→ Problem to work on
Reproduce every line of the records below verbatim, changing nothing.

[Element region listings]
───
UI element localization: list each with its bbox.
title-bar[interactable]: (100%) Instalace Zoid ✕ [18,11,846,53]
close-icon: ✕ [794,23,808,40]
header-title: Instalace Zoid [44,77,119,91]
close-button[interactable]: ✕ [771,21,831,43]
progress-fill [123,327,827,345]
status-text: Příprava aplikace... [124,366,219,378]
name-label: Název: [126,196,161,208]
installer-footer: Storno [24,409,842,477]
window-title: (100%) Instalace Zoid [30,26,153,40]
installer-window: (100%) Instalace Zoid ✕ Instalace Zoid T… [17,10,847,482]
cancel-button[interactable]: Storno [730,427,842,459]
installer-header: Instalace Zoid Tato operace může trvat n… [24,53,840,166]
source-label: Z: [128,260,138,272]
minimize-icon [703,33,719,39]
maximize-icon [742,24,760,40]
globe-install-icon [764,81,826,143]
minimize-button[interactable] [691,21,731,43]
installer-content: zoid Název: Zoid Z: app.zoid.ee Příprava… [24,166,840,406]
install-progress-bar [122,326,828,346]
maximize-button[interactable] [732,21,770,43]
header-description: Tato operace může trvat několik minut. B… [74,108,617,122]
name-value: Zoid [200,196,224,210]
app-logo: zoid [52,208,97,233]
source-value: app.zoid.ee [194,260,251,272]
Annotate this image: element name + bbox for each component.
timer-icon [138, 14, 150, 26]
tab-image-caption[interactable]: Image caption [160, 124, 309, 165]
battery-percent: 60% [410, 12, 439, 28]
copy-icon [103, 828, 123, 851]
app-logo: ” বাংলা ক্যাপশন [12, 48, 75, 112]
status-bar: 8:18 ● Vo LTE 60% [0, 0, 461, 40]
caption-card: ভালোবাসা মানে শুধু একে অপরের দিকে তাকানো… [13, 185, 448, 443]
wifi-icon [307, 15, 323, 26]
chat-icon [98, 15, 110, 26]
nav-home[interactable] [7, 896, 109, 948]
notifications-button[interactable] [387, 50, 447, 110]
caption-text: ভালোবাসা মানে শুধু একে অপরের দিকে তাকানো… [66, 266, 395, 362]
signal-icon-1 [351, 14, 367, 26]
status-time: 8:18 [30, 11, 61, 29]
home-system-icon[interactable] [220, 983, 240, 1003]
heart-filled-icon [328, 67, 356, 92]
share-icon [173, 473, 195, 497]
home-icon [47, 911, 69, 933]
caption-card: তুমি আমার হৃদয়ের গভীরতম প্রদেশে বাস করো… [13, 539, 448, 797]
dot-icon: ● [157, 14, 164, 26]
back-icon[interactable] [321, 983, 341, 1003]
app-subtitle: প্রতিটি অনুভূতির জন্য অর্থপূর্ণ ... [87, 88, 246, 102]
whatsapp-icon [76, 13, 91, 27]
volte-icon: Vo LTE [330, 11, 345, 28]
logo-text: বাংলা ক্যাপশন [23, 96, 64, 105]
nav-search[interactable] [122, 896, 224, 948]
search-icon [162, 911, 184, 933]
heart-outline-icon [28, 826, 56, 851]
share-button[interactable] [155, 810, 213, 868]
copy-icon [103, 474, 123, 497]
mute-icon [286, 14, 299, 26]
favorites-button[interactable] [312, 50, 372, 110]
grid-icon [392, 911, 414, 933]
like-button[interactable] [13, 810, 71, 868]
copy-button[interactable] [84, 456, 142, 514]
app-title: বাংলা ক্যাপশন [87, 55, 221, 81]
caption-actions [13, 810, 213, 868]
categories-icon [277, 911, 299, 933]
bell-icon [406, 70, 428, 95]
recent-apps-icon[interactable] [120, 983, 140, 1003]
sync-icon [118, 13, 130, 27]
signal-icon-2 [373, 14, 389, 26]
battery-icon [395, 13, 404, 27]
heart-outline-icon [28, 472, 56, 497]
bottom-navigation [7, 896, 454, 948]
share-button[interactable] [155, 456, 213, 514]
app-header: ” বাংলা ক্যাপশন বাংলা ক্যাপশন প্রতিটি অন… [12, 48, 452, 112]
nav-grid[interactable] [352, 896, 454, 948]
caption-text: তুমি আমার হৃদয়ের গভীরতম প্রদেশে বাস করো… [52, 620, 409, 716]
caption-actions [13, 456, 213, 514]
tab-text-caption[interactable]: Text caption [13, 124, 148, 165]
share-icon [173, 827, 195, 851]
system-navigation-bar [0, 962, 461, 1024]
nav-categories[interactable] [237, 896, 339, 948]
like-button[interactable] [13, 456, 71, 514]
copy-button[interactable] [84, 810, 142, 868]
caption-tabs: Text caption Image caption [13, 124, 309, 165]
───
→ The answer
UI element localization: list each with its bbox.
title-bar[interactable]: (100%) Instalace Zoid ✕ [18,11,846,53]
close-icon: ✕ [794,23,808,40]
header-title: Instalace Zoid [44,77,119,91]
close-button[interactable]: ✕ [771,21,831,43]
progress-fill [123,327,827,345]
status-text: Příprava aplikace... [124,366,219,378]
name-label: Název: [126,196,161,208]
installer-footer: Storno [24,409,842,477]
window-title: (100%) Instalace Zoid [30,26,153,40]
installer-window: (100%) Instalace Zoid ✕ Instalace Zoid T… [17,10,847,482]
cancel-button[interactable]: Storno [730,427,842,459]
installer-header: Instalace Zoid Tato operace může trvat n… [24,53,840,166]
source-label: Z: [128,260,138,272]
minimize-icon [703,33,719,39]
maximize-icon [742,24,760,40]
globe-install-icon [764,81,826,143]
minimize-button[interactable] [691,21,731,43]
installer-content: zoid Název: Zoid Z: app.zoid.ee Příprava… [24,166,840,406]
install-progress-bar [122,326,828,346]
maximize-button[interactable] [732,21,770,43]
header-description: Tato operace může trvat několik minut. B… [74,108,617,122]
name-value: Zoid [200,196,224,210]
app-logo: zoid [52,208,97,233]
source-value: app.zoid.ee [194,260,251,272]
Annotate this image: element name + bbox for each component.
timer-icon [138, 14, 150, 26]
tab-image-caption[interactable]: Image caption [160, 124, 309, 165]
battery-percent: 60% [410, 12, 439, 28]
copy-icon [103, 828, 123, 851]
app-logo: ” বাংলা ক্যাপশন [12, 48, 75, 112]
status-bar: 8:18 ● Vo LTE 60% [0, 0, 461, 40]
caption-card: ভালোবাসা মানে শুধু একে অপরের দিকে তাকানো… [13, 185, 448, 443]
wifi-icon [307, 15, 323, 26]
chat-icon [98, 15, 110, 26]
nav-home[interactable] [7, 896, 109, 948]
notifications-button[interactable] [387, 50, 447, 110]
caption-text: ভালোবাসা মানে শুধু একে অপরের দিকে তাকানো… [66, 266, 395, 362]
signal-icon-1 [351, 14, 367, 26]
status-time: 8:18 [30, 11, 61, 29]
home-system-icon[interactable] [220, 983, 240, 1003]
heart-filled-icon [328, 67, 356, 92]
share-icon [173, 473, 195, 497]
home-icon [47, 911, 69, 933]
caption-card: তুমি আমার হৃদয়ের গভীরতম প্রদেশে বাস করো… [13, 539, 448, 797]
dot-icon: ● [157, 14, 164, 26]
back-icon[interactable] [321, 983, 341, 1003]
app-subtitle: প্রতিটি অনুভূতির জন্য অর্থপূর্ণ ... [87, 88, 246, 102]
whatsapp-icon [76, 13, 91, 27]
volte-icon: Vo LTE [330, 11, 345, 28]
logo-text: বাংলা ক্যাপশন [23, 96, 64, 105]
nav-search[interactable] [122, 896, 224, 948]
search-icon [162, 911, 184, 933]
heart-outline-icon [28, 826, 56, 851]
share-button[interactable] [155, 810, 213, 868]
copy-icon [103, 474, 123, 497]
mute-icon [286, 14, 299, 26]
favorites-button[interactable] [312, 50, 372, 110]
grid-icon [392, 911, 414, 933]
like-button[interactable] [13, 810, 71, 868]
copy-button[interactable] [84, 456, 142, 514]
app-title: বাংলা ক্যাপশন [87, 55, 221, 81]
caption-actions [13, 810, 213, 868]
categories-icon [277, 911, 299, 933]
bell-icon [406, 70, 428, 95]
recent-apps-icon[interactable] [120, 983, 140, 1003]
sync-icon [118, 13, 130, 27]
signal-icon-2 [373, 14, 389, 26]
battery-icon [395, 13, 404, 27]
heart-outline-icon [28, 472, 56, 497]
bottom-navigation [7, 896, 454, 948]
share-button[interactable] [155, 456, 213, 514]
app-header: ” বাংলা ক্যাপশন বাংলা ক্যাপশন প্রতিটি অন… [12, 48, 452, 112]
nav-grid[interactable] [352, 896, 454, 948]
caption-text: তুমি আমার হৃদয়ের গভীরতম প্রদেশে বাস করো… [52, 620, 409, 716]
caption-actions [13, 456, 213, 514]
tab-text-caption[interactable]: Text caption [13, 124, 148, 165]
share-icon [173, 827, 195, 851]
system-navigation-bar [0, 962, 461, 1024]
nav-categories[interactable] [237, 896, 339, 948]
like-button[interactable] [13, 456, 71, 514]
copy-button[interactable] [84, 810, 142, 868]
caption-tabs: Text caption Image caption [13, 124, 309, 165]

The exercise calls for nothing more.